--- Begin ---
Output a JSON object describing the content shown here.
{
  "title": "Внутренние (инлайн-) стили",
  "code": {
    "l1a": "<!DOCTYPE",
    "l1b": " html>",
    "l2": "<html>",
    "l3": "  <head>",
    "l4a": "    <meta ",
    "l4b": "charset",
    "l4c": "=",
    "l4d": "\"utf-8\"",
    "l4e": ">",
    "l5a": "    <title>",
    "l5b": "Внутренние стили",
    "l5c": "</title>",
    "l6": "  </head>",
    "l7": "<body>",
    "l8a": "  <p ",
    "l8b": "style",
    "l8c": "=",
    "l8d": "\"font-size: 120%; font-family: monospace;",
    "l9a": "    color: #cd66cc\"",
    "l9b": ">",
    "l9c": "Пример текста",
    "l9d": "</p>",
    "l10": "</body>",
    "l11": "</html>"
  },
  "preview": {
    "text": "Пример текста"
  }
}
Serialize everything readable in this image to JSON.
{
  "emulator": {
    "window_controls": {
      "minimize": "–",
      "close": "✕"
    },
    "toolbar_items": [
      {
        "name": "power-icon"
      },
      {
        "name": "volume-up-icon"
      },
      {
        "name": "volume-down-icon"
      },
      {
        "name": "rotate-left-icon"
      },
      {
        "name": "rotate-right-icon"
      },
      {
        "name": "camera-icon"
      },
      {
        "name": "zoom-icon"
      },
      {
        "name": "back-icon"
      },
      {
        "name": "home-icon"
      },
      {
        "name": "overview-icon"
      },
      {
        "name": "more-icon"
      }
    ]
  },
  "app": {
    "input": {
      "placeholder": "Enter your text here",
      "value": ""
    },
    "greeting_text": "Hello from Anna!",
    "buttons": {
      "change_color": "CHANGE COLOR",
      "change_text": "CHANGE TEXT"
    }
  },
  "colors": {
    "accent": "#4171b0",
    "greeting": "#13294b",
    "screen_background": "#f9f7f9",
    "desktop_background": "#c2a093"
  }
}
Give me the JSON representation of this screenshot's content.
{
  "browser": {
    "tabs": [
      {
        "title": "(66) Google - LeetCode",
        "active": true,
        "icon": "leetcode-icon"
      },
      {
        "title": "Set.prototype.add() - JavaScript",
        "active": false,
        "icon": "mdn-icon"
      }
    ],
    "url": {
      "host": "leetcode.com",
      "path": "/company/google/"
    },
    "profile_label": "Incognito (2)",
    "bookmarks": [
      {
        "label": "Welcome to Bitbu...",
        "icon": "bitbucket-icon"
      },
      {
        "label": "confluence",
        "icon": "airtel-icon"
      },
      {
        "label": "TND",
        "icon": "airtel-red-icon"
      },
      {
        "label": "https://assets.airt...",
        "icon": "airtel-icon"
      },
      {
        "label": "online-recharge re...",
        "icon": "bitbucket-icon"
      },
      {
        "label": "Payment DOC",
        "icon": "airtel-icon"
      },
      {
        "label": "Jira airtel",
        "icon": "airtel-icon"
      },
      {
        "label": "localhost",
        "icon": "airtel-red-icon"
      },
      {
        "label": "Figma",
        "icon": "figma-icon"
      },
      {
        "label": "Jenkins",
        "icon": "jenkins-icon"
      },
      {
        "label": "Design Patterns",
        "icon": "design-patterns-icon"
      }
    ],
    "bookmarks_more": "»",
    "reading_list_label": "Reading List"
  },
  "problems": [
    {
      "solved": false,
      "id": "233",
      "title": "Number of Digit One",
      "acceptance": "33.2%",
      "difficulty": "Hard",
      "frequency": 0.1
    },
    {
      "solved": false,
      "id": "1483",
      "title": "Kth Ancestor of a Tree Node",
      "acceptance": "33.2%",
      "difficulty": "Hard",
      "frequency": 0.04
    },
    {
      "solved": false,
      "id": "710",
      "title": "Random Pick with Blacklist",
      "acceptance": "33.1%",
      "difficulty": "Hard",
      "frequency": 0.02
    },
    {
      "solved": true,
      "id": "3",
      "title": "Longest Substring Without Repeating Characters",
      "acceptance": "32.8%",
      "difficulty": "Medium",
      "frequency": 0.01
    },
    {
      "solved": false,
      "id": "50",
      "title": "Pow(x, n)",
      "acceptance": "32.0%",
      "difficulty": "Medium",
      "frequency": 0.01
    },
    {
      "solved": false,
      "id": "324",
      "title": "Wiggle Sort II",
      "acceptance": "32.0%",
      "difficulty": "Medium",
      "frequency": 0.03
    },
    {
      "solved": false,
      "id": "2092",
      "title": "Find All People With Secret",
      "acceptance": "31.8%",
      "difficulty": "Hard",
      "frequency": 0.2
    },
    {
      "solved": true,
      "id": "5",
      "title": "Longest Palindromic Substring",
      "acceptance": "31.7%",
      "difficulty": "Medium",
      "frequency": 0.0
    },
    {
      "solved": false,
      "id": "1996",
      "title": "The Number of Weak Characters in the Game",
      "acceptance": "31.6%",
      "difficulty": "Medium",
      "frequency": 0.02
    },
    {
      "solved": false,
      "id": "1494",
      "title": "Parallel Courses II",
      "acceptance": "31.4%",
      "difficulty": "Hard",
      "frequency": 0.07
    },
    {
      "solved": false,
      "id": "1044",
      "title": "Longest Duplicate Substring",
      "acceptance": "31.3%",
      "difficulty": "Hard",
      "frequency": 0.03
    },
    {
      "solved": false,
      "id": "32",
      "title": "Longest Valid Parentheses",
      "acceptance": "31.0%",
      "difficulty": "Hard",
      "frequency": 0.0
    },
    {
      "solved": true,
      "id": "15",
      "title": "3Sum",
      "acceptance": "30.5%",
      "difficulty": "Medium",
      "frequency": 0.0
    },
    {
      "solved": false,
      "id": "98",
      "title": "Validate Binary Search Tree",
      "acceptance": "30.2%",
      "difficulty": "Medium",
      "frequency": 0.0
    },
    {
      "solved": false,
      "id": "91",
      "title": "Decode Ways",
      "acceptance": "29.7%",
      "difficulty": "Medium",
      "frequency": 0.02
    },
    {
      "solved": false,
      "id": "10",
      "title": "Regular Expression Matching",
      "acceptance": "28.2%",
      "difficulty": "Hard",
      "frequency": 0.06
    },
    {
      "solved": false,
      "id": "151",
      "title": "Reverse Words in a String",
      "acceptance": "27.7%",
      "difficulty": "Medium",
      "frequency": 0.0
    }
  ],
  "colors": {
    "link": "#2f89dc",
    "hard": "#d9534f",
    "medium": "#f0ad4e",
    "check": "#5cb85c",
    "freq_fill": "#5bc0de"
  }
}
--- End ---
• [Task goal]: Using the entries above, please restate each one word for word.

• [Correct output]:
Output a JSON object describing the content shown here.
{
  "title": "Внутренние (инлайн-) стили",
  "code": {
    "l1a": "<!DOCTYPE",
    "l1b": " html>",
    "l2": "<html>",
    "l3": "  <head>",
    "l4a": "    <meta ",
    "l4b": "charset",
    "l4c": "=",
    "l4d": "\"utf-8\"",
    "l4e": ">",
    "l5a": "    <title>",
    "l5b": "Внутренние стили",
    "l5c": "</title>",
    "l6": "  </head>",
    "l7": "<body>",
    "l8a": "  <p ",
    "l8b": "style",
    "l8c": "=",
    "l8d": "\"font-size: 120%; font-family: monospace;",
    "l9a": "    color: #cd66cc\"",
    "l9b": ">",
    "l9c": "Пример текста",
    "l9d": "</p>",
    "l10": "</body>",
    "l11": "</html>"
  },
  "preview": {
    "text": "Пример текста"
  }
}
Serialize everything readable in this image to JSON.
{
  "emulator": {
    "window_controls": {
      "minimize": "–",
      "close": "✕"
    },
    "toolbar_items": [
      {
        "name": "power-icon"
      },
      {
        "name": "volume-up-icon"
      },
      {
        "name": "volume-down-icon"
      },
      {
        "name": "rotate-left-icon"
      },
      {
        "name": "rotate-right-icon"
      },
      {
        "name": "camera-icon"
      },
      {
        "name": "zoom-icon"
      },
      {
        "name": "back-icon"
      },
      {
        "name": "home-icon"
      },
      {
        "name": "overview-icon"
      },
      {
        "name": "more-icon"
      }
    ]
  },
  "app": {
    "input": {
      "placeholder": "Enter your text here",
      "value": ""
    },
    "greeting_text": "Hello from Anna!",
    "buttons": {
      "change_color": "CHANGE COLOR",
      "change_text": "CHANGE TEXT"
    }
  },
  "colors": {
    "accent": "#4171b0",
    "greeting": "#13294b",
    "screen_background": "#f9f7f9",
    "desktop_background": "#c2a093"
  }
}
Give me the JSON representation of this screenshot's content.
{
  "browser": {
    "tabs": [
      {
        "title": "(66) Google - LeetCode",
        "active": true,
        "icon": "leetcode-icon"
      },
      {
        "title": "Set.prototype.add() - JavaScript",
        "active": false,
        "icon": "mdn-icon"
      }
    ],
    "url": {
      "host": "leetcode.com",
      "path": "/company/google/"
    },
    "profile_label": "Incognito (2)",
    "bookmarks": [
      {
        "label": "Welcome to Bitbu...",
        "icon": "bitbucket-icon"
      },
      {
        "label": "confluence",
        "icon": "airtel-icon"
      },
      {
        "label": "TND",
        "icon": "airtel-red-icon"
      },
      {
        "label": "https://assets.airt...",
        "icon": "airtel-icon"
      },
      {
        "label": "online-recharge re...",
        "icon": "bitbucket-icon"
      },
      {
        "label": "Payment DOC",
        "icon": "airtel-icon"
      },
      {
        "label": "Jira airtel",
        "icon": "airtel-icon"
      },
      {
        "label": "localhost",
        "icon": "airtel-red-icon"
      },
      {
        "label": "Figma",
        "icon": "figma-icon"
      },
      {
        "label": "Jenkins",
        "icon": "jenkins-icon"
      },
      {
        "label": "Design Patterns",
        "icon": "design-patterns-icon"
      }
    ],
    "bookmarks_more": "»",
    "reading_list_label": "Reading List"
  },
  "problems": [
    {
      "solved": false,
      "id": "233",
      "title": "Number of Digit One",
      "acceptance": "33.2%",
      "difficulty": "Hard",
      "frequency": 0.1
    },
    {
      "solved": false,
      "id": "1483",
      "title": "Kth Ancestor of a Tree Node",
      "acceptance": "33.2%",
      "difficulty": "Hard",
      "frequency": 0.04
    },
    {
      "solved": false,
      "id": "710",
      "title": "Random Pick with Blacklist",
      "acceptance": "33.1%",
      "difficulty": "Hard",
      "frequency": 0.02
    },
    {
      "solved": true,
      "id": "3",
      "title": "Longest Substring Without Repeating Characters",
      "acceptance": "32.8%",
      "difficulty": "Medium",
      "frequency": 0.01
    },
    {
      "solved": false,
      "id": "50",
      "title": "Pow(x, n)",
      "acceptance": "32.0%",
      "difficulty": "Medium",
      "frequency": 0.01
    },
    {
      "solved": false,
      "id": "324",
      "title": "Wiggle Sort II",
      "acceptance": "32.0%",
      "difficulty": "Medium",
      "frequency": 0.03
    },
    {
      "solved": false,
      "id": "2092",
      "title": "Find All People With Secret",
      "acceptance": "31.8%",
      "difficulty": "Hard",
      "frequency": 0.2
    },
    {
      "solved": true,
      "id": "5",
      "title": "Longest Palindromic Substring",
      "acceptance": "31.7%",
      "difficulty": "Medium",
      "frequency": 0.0
    },
    {
      "solved": false,
      "id": "1996",
      "title": "The Number of Weak Characters in the Game",
      "acceptance": "31.6%",
      "difficulty": "Medium",
      "frequency": 0.02
    },
    {
      "solved": false,
      "id": "1494",
      "title": "Parallel Courses II",
      "acceptance": "31.4%",
      "difficulty": "Hard",
      "frequency": 0.07
    },
    {
      "solved": false,
      "id": "1044",
      "title": "Longest Duplicate Substring",
      "acceptance": "31.3%",
      "difficulty": "Hard",
      "frequency": 0.03
    },
    {
      "solved": false,
      "id": "32",
      "title": "Longest Valid Parentheses",
      "acceptance": "31.0%",
      "difficulty": "Hard",
      "frequency": 0.0
    },
    {
      "solved": true,
      "id": "15",
      "title": "3Sum",
      "acceptance": "30.5%",
      "difficulty": "Medium",
      "frequency": 0.0
    },
    {
      "solved": false,
      "id": "98",
      "title": "Validate Binary Search Tree",
      "acceptance": "30.2%",
      "difficulty": "Medium",
      "frequency": 0.0
    },
    {
      "solved": false,
      "id": "91",
      "title": "Decode Ways",
      "acceptance": "29.7%",
      "difficulty": "Medium",
      "frequency": 0.02
    },
    {
      "solved": false,
      "id": "10",
      "title": "Regular Expression Matching",
      "acceptance": "28.2%",
      "difficulty": "Hard",
      "frequency": 0.06
    },
    {
      "solved": false,
      "id": "151",
      "title": "Reverse Words in a String",
      "acceptance": "27.7%",
      "difficulty": "Medium",
      "frequency": 0.0
    }
  ],
  "colors": {
    "link": "#2f89dc",
    "hard": "#d9534f",
    "medium": "#f0ad4e",
    "check": "#5cb85c",
    "freq_fill": "#5bc0de"
  }
}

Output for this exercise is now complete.